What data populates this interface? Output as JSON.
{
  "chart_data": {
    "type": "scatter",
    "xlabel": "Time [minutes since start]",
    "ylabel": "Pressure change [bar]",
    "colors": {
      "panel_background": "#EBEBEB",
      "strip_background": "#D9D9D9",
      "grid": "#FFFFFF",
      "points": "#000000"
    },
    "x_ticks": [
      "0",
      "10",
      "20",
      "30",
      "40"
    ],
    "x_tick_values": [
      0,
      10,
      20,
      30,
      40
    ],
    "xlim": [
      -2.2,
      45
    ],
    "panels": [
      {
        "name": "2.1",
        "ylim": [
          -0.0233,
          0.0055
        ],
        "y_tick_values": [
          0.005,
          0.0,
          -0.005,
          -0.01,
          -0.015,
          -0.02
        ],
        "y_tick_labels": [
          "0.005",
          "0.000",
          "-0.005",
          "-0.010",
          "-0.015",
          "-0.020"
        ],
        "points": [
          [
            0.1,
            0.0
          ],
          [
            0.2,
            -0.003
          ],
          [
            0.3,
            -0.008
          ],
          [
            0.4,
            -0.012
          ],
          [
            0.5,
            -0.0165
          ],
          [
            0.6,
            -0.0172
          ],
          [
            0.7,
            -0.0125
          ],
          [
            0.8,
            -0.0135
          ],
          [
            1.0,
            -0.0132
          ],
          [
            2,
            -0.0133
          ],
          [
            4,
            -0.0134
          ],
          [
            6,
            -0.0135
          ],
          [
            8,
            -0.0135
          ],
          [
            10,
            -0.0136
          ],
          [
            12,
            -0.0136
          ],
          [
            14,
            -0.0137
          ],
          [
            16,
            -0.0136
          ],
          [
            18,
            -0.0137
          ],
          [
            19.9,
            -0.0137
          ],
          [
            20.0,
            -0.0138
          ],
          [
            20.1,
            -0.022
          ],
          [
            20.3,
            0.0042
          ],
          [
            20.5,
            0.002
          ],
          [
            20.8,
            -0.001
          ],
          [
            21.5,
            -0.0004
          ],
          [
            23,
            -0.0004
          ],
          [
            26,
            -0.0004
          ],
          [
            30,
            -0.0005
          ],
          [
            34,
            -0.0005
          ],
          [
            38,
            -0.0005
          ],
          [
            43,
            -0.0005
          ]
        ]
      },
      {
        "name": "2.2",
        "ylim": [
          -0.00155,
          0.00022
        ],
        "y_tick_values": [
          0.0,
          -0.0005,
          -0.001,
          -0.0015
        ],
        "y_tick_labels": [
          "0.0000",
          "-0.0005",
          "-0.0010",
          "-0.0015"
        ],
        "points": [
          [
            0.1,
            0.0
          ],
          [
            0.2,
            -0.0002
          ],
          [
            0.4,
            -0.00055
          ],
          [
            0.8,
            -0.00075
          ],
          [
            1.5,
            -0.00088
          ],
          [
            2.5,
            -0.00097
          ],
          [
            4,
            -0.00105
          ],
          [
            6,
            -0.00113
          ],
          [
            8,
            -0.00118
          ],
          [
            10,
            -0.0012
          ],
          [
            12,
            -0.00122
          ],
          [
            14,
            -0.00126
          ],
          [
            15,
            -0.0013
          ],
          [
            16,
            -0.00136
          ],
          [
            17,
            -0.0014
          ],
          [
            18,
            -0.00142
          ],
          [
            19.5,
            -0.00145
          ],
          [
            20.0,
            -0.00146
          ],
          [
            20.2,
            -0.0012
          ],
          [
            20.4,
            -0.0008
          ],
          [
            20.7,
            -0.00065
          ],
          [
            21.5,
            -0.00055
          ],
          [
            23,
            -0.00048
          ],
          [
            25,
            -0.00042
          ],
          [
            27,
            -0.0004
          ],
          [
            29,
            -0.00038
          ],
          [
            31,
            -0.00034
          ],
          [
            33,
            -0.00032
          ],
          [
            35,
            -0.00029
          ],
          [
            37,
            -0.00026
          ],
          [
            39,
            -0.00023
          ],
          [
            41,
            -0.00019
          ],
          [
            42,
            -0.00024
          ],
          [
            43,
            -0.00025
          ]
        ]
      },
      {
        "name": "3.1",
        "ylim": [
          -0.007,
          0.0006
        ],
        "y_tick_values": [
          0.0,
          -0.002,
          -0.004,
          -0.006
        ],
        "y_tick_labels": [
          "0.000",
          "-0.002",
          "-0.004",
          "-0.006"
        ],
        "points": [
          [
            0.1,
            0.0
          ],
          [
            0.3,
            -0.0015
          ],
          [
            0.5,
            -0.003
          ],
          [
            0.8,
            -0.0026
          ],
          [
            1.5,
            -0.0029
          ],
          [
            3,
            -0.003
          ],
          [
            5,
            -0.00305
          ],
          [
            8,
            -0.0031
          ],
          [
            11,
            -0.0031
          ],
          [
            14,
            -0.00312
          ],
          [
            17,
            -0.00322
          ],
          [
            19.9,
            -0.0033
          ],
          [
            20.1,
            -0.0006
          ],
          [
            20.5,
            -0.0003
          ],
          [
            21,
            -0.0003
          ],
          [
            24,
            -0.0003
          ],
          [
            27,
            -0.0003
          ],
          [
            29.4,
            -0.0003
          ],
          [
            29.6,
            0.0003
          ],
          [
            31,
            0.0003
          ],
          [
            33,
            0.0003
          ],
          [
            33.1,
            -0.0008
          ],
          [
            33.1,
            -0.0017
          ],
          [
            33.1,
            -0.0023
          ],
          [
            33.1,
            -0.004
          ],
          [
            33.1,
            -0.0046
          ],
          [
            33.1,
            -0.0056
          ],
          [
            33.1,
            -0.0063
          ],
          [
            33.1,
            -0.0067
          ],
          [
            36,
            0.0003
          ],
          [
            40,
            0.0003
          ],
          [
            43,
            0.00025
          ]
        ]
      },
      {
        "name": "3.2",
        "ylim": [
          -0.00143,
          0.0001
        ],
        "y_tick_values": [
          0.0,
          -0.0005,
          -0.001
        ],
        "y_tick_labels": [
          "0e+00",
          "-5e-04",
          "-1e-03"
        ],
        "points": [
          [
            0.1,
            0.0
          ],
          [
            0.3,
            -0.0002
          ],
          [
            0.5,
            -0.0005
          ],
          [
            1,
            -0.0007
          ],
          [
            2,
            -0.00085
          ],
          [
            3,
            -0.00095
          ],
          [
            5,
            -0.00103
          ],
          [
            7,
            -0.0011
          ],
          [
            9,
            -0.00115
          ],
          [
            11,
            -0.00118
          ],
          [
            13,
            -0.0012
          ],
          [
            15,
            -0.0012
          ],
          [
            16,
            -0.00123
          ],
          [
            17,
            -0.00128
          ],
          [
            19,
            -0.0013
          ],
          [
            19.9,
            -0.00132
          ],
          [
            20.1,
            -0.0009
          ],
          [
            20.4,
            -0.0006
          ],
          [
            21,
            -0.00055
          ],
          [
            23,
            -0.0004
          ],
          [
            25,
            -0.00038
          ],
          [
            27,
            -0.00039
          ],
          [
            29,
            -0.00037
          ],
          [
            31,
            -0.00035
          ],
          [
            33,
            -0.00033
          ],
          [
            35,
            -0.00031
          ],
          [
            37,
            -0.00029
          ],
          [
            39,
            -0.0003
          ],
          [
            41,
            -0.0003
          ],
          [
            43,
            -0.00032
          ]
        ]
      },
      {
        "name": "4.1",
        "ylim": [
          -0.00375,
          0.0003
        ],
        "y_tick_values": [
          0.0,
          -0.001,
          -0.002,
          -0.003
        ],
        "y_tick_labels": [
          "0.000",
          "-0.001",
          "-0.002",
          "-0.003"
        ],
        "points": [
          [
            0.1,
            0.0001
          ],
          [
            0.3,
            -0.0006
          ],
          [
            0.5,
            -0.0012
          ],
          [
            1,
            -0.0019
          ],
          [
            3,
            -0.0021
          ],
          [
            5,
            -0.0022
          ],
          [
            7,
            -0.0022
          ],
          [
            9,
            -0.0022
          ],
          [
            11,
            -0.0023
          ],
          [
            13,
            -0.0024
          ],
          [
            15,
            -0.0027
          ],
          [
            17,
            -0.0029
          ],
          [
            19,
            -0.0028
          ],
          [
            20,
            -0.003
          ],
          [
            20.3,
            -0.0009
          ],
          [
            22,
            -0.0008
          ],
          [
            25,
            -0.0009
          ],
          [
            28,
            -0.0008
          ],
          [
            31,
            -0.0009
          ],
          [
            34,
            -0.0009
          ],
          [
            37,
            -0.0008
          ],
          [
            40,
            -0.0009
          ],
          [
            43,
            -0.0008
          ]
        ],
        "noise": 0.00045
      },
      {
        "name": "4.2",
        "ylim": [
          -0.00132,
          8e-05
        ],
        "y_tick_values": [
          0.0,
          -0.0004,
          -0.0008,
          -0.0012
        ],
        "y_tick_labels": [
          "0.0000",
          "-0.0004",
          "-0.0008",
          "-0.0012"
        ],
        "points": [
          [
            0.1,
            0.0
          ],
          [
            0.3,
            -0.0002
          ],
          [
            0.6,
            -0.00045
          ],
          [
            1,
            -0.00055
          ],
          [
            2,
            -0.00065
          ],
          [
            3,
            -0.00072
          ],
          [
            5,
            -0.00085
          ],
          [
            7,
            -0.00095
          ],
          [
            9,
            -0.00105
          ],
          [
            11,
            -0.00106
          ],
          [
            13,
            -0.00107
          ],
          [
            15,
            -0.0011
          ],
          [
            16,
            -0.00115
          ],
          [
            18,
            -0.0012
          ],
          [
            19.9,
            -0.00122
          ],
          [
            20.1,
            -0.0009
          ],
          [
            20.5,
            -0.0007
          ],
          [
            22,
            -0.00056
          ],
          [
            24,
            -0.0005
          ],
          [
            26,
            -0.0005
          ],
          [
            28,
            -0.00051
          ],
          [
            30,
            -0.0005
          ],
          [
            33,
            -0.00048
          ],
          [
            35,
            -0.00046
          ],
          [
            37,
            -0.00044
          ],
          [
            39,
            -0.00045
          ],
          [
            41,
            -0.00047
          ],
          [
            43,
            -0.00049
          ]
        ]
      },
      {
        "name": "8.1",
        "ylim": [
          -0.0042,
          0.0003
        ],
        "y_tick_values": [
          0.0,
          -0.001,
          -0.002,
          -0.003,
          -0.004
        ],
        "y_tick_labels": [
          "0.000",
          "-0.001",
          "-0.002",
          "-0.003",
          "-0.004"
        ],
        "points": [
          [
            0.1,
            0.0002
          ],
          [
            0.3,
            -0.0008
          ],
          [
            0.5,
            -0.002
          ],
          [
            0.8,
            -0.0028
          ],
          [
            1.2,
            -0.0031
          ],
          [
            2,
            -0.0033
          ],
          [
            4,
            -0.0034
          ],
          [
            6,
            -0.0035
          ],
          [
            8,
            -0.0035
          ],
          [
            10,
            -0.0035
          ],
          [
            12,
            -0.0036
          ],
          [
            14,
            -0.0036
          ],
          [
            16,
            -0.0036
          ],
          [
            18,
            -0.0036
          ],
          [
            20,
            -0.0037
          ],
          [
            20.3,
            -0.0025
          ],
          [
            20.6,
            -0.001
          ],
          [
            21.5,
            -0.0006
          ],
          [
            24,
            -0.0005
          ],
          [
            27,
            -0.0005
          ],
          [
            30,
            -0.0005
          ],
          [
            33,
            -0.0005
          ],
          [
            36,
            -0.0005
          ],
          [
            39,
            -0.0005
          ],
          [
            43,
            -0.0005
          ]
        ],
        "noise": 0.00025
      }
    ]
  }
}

※ ※ ※

**REQUIRED TASK**
Take every line above carrying "name" and return it.

**IN RESPONSE**
        "name": "2.1",
        "name": "2.2",
        "name": "3.1",
        "name": "3.2",
        "name": "4.1",
        "name": "4.2",
        "name": "8.1",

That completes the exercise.